### Exercise goal
Copy every line from the records below that holds the word "звучания".

### The input
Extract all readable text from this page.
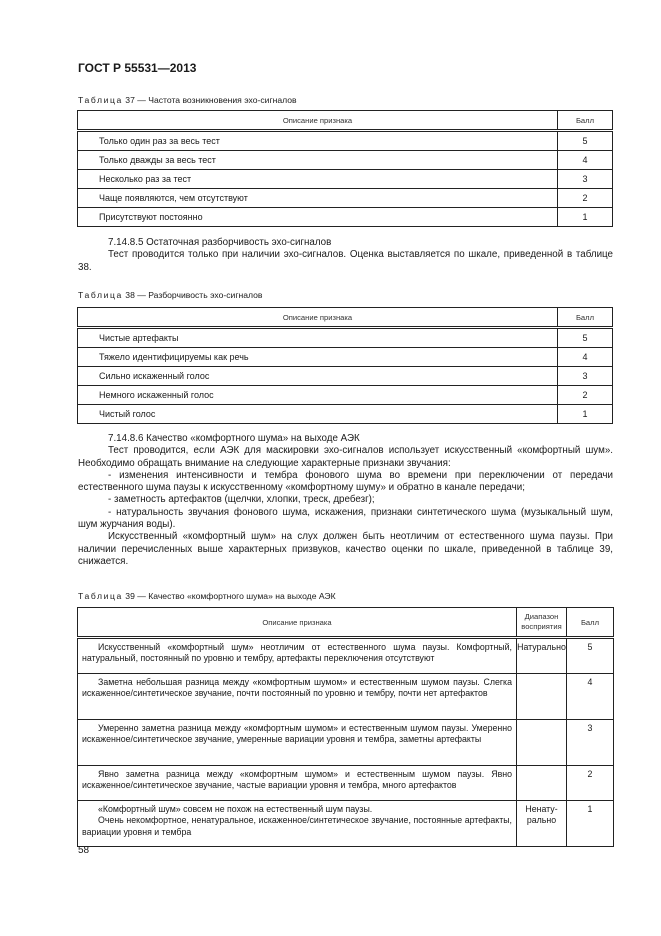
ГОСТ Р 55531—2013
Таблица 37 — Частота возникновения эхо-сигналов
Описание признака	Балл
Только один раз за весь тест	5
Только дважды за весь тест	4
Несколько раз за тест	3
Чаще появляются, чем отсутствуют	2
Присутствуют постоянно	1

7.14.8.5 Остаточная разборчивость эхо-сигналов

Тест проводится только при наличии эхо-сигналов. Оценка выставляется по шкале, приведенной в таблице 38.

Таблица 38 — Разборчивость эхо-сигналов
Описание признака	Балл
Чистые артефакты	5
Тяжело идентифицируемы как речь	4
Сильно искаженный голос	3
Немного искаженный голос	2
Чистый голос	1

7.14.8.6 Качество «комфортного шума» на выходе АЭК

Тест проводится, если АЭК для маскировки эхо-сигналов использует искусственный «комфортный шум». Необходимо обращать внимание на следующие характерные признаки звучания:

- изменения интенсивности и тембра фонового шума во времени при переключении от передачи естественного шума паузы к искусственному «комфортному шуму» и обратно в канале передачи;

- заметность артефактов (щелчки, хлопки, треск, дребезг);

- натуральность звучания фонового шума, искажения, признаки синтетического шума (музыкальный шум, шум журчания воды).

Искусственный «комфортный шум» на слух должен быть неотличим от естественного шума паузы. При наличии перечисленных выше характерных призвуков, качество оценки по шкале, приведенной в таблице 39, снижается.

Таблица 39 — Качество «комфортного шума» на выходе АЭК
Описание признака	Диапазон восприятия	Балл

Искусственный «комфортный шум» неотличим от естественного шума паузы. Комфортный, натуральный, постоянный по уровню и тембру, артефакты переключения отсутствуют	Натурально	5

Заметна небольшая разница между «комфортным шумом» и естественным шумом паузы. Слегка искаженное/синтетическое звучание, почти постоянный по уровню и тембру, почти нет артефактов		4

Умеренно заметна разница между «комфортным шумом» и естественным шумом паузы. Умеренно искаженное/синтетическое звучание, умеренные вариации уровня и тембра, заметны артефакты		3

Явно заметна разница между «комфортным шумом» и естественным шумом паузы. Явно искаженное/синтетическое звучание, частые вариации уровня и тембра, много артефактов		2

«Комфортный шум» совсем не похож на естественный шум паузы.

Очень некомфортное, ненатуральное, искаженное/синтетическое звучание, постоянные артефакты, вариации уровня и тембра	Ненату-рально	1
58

--

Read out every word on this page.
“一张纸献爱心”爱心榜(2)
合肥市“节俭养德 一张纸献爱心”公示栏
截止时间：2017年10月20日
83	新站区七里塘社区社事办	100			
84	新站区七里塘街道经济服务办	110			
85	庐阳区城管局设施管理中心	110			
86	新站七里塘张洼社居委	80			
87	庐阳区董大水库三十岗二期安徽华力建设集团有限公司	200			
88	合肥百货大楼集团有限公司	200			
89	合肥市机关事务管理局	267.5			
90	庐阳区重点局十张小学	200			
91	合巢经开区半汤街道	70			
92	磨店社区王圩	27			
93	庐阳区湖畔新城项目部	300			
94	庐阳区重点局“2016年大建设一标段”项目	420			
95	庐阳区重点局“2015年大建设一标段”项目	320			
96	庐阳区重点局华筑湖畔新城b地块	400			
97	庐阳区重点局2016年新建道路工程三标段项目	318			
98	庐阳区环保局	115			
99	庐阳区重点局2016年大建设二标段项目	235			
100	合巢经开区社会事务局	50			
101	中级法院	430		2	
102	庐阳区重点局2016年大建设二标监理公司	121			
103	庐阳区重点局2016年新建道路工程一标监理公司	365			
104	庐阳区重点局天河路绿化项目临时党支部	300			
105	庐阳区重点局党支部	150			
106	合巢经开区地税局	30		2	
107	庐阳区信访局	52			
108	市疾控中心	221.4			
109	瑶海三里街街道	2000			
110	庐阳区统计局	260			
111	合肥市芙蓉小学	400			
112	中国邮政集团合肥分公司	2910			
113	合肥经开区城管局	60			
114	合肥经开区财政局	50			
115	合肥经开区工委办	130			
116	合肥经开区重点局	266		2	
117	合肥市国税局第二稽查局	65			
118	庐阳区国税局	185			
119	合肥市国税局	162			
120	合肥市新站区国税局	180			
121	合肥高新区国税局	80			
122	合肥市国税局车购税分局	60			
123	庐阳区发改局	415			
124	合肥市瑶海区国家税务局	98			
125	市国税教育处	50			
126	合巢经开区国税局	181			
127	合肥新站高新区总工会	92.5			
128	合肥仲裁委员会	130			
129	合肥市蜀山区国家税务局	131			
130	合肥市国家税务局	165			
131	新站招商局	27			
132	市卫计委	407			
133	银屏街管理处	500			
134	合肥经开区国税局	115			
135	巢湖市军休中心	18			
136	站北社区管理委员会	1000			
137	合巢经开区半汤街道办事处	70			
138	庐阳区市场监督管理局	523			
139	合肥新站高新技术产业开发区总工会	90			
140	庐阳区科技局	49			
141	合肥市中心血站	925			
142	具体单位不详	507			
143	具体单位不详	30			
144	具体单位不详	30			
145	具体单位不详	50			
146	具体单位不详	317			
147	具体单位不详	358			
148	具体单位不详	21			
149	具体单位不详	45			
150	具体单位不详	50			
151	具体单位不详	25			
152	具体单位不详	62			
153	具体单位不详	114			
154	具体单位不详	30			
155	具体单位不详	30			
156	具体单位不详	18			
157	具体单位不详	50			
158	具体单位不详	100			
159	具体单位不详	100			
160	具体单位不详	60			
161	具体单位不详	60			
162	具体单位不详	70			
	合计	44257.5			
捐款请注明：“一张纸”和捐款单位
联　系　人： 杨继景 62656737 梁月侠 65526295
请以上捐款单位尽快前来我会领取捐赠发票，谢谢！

### Written solution
Тест проводится, если АЭК для маскировки эхо-сигналов использует искусственный «комфортный шум». Необходимо обращать внимание на следующие характерные признаки звучания:
- натуральность звучания фонового шума, искажения, признаки синтетического шума (музыкальный шум, шум журчания воды).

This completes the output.